● Goal 1:
Print the passage on the US-China green investment fund word for word, from its first sentence to its last.

● Text block:
Aside from the more conventional categories of energy efficiency and pollution prevention, the fund also eyes technology companies that could benefit the environment in less obvious ways. One example has been AIpark, a startup offering real-time parking maps that can eventually mitigate congestion and thus CO2 emissions.
A US-China effort
The cross-border investor is one-of-a-kind. It was borne out of a landmark joint effort by business leaders and diplomats from China and the U.S. — the world’s No.1 and No.2 carbon emitters — to build a climate-resilient future following Chinese President Xi Jinping’s 2015 meeting with former U.S. President Obama. Some of the fund’s notable founders include Henry Paulson, former U.S. Secretary of the Treasury and founder of the Paulson Institute, a think tank dedicated to U.S.-China relations. The other crucial founding member is China’s Office of the Central Leading Group for Financial and Economic Affairs, which is headed by Vice Premier Liu He and plays a key role in China’s economic policymaking.
Trade tensions aside, another potential roadblock exists stateside for the fund: President Donald Trump’s withdrawal from the Paris Agreement and his denial of climate change’s devastating effects on the earth. But the green fund is hopeful that the President’s stance is no object, for its focus goes well beyond merely capturing carbon emissions.
“There is still a large number of companies in the U.S. working on technologies focused on improving the environment,” says Douglas Cameron, the fund’s senior managing director. “Clearly, climate change is a critical factor in our investment decisions, but a lot of the technologies that we focus on are important independent of one’s position on that topic. Clean air, water, and safer agriculture are all within our investment universe, and we believe that supporting companies and technologies that address these environmental challenges are key to sustainable development in China.”

● Source material:
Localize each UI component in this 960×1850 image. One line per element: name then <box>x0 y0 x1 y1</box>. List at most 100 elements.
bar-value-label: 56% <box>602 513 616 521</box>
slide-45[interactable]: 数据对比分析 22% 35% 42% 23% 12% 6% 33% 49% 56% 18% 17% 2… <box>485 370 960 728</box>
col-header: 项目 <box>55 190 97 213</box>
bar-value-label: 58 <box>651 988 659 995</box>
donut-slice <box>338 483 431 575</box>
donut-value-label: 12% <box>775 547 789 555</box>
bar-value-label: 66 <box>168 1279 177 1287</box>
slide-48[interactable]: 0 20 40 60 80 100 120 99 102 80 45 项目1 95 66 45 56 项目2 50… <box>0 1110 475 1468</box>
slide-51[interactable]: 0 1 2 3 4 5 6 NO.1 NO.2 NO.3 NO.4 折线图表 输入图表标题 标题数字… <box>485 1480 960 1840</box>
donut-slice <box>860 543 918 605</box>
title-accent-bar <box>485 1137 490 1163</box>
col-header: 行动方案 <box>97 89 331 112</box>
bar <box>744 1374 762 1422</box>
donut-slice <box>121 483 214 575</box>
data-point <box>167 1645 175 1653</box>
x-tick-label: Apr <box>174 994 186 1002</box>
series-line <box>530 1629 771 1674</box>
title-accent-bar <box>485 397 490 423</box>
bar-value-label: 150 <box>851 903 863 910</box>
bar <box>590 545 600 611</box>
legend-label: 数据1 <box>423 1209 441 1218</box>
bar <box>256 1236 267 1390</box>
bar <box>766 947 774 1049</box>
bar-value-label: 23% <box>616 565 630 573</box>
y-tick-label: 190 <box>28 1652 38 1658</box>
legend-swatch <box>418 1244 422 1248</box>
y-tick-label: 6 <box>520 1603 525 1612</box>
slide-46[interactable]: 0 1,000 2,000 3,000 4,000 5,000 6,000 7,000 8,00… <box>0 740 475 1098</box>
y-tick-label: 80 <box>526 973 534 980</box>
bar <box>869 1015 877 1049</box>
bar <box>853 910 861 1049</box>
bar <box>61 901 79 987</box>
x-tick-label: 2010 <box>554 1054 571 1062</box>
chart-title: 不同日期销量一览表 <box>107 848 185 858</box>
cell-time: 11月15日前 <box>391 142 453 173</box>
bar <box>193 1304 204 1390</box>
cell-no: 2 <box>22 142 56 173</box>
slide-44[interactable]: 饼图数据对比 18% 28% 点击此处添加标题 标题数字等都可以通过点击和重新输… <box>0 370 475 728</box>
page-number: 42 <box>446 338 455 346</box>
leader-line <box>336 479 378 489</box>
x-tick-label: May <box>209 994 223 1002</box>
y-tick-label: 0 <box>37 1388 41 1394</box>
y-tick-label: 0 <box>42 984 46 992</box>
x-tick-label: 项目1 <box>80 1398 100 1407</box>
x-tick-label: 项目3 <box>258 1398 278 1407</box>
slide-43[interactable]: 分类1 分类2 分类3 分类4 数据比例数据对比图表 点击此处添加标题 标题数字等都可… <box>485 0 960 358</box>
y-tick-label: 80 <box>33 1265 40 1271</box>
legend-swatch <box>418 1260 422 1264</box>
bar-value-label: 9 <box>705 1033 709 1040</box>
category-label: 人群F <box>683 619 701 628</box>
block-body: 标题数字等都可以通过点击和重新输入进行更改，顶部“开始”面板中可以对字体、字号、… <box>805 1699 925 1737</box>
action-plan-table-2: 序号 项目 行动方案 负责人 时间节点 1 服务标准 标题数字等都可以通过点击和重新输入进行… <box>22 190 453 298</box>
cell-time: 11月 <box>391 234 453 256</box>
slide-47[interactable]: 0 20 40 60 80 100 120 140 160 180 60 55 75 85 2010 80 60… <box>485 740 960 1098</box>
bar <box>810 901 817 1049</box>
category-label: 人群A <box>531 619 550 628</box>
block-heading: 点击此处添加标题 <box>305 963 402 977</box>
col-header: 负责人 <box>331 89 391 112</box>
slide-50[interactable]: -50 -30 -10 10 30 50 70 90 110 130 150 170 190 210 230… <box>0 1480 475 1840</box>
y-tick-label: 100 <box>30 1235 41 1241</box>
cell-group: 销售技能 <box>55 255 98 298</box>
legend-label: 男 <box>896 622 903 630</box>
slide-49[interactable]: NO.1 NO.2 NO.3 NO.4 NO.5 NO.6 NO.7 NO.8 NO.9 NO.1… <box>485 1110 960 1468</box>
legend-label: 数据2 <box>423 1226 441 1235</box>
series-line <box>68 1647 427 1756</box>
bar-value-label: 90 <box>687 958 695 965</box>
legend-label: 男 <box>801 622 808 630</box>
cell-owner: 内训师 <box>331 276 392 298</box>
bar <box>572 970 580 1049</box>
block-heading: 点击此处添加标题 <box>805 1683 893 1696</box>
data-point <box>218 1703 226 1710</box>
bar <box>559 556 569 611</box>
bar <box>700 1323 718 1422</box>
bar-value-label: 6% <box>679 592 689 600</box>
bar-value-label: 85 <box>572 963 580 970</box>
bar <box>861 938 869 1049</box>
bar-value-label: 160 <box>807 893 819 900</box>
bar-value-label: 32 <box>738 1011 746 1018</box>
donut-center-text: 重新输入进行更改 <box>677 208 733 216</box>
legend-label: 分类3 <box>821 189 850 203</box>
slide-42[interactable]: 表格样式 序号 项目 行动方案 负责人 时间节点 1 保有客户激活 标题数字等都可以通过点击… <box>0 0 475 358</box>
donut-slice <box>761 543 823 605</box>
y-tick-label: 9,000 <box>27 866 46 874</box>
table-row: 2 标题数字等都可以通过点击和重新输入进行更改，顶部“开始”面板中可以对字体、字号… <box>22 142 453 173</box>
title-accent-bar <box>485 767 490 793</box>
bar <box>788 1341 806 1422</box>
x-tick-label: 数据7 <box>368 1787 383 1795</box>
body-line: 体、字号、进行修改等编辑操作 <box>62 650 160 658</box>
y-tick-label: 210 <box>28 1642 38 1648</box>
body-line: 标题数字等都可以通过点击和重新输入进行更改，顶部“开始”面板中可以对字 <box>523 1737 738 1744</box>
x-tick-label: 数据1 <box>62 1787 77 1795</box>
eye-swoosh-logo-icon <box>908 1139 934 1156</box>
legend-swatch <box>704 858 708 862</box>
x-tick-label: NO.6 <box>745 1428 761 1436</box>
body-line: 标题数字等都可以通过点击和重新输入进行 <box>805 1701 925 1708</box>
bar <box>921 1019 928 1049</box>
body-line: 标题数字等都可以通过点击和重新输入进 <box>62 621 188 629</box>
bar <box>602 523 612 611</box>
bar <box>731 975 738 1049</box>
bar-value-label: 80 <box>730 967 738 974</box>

● Goal 2:
Output the part of the records that opens with their first line and closes with the line containing "bar-value-label: 58 <box>651", copying every line exactly and including both of those lines.

● Written reply 1:
Aside from the more conventional categories of energy efficiency and pollution prevention, the fund also eyes technology companies that could benefit the environment in less obvious ways. One example has been AIpark, a startup offering real-time parking maps that can eventually mitigate congestion and thus CO2 emissions.
A US-China effort
The cross-border investor is one-of-a-kind. It was borne out of a landmark joint effort by business leaders and diplomats from China and the U.S. — the world’s No.1 and No.2 carbon emitters — to build a climate-resilient future following Chinese President Xi Jinping’s 2015 meeting with former U.S. President Obama. Some of the fund’s notable founders include Henry Paulson, former U.S. Secretary of the Treasury and founder of the Paulson Institute, a think tank dedicated to U.S.-China relations. The other crucial founding member is China’s Office of the Central Leading Group for Financial and Economic Affairs, which is headed by Vice Premier Liu He and plays a key role in China’s economic policymaking.
Trade tensions aside, another potential roadblock exists stateside for the fund: President Donald Trump’s withdrawal from the Paris Agreement and his denial of climate change’s devastating effects on the earth. But the green fund is hopeful that the President’s stance is no object, for its focus goes well beyond merely capturing carbon emissions.
“There is still a large number of companies in the U.S. working on technologies focused on improving the environment,” says Douglas Cameron, the fund’s senior managing director. “Clearly, climate change is a critical factor in our investment decisions, but a lot of the technologies that we focus on are important independent of one’s position on that topic. Clean air, water, and safer agriculture are all within our investment universe, and we believe that supporting companies and technologies that address these environmental challenges are key to sustainable development in China.”

● Written reply 2:
Localize each UI component in this 960×1850 image. One line per element: name then <box>x0 y0 x1 y1</box>. List at most 100 elements.
bar-value-label: 56% <box>602 513 616 521</box>
slide-45[interactable]: 数据对比分析 22% 35% 42% 23% 12% 6% 33% 49% 56% 18% 17% 2… <box>485 370 960 728</box>
col-header: 项目 <box>55 190 97 213</box>
bar-value-label: 58 <box>651 988 659 995</box>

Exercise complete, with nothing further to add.